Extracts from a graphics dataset
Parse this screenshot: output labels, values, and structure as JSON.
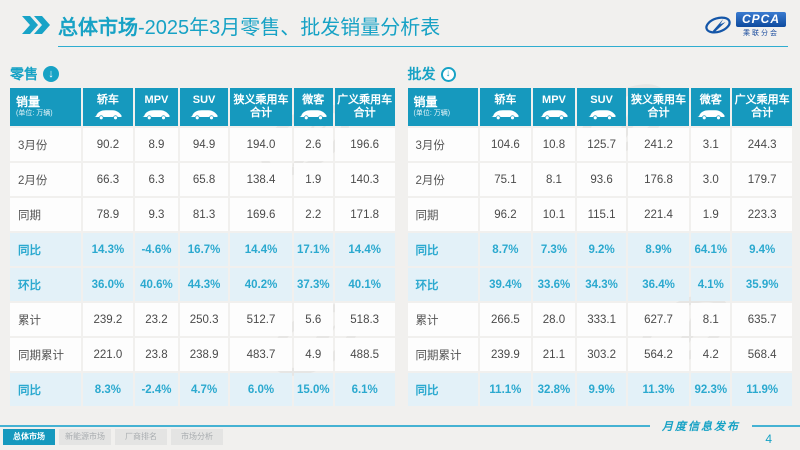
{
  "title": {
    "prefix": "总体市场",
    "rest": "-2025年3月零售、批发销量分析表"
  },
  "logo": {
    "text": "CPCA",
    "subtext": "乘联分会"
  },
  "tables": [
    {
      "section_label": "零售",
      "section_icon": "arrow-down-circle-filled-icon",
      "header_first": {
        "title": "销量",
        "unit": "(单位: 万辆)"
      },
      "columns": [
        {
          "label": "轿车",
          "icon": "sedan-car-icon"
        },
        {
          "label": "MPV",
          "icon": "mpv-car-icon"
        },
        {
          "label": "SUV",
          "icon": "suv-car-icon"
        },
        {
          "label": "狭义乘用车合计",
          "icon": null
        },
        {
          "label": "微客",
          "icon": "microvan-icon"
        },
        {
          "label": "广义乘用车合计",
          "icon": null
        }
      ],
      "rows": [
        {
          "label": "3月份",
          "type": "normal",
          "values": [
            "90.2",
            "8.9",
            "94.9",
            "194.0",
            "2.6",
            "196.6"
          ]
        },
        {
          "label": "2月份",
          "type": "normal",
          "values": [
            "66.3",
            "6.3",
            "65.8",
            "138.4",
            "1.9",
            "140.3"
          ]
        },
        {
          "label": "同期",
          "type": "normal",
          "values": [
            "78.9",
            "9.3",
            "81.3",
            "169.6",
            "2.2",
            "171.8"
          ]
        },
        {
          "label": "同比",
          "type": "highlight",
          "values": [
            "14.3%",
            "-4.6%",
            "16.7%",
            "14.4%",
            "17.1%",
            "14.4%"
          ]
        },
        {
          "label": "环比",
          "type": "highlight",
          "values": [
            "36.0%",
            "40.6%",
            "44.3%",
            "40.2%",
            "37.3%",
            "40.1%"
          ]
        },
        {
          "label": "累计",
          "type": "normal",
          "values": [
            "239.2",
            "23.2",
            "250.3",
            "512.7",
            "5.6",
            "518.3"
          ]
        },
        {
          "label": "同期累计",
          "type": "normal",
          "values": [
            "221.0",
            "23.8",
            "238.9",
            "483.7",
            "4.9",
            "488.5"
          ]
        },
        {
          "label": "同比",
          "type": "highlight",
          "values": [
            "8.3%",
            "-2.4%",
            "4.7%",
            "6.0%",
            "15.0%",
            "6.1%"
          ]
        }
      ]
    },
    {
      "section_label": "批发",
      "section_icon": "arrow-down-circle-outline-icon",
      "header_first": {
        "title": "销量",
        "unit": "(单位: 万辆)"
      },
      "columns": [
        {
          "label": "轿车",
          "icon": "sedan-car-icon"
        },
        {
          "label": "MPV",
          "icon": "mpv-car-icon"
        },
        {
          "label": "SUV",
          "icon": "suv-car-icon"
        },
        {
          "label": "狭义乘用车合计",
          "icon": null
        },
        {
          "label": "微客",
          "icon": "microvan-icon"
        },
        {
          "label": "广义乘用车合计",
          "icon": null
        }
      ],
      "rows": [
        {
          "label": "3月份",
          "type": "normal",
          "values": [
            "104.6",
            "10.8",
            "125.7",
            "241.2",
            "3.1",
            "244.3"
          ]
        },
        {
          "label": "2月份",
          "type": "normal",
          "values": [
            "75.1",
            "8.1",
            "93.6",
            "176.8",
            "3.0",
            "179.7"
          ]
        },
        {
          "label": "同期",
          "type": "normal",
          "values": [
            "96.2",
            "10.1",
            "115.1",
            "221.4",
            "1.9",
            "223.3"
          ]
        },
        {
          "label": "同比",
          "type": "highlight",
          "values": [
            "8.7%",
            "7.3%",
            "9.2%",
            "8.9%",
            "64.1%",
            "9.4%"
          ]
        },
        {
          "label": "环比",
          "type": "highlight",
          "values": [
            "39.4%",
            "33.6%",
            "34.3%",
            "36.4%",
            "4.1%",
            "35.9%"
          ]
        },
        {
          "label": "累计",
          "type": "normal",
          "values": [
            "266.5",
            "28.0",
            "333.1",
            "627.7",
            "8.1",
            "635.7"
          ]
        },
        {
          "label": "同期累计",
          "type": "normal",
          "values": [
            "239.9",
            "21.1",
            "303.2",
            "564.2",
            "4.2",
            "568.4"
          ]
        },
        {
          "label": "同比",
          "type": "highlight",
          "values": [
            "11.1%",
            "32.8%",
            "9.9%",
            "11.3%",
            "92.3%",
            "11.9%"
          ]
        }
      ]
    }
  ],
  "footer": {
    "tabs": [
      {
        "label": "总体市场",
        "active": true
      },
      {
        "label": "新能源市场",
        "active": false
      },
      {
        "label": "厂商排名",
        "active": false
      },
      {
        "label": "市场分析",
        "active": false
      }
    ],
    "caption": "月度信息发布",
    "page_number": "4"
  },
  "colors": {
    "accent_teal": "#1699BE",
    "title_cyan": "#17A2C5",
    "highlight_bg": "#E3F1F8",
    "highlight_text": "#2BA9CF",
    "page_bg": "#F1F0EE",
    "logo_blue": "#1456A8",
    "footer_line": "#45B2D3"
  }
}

TO DO:
Looking at the entries above, say how many lines contain the word "arrow". Only the number is wanted.

EXERCISE RESPONSE:
2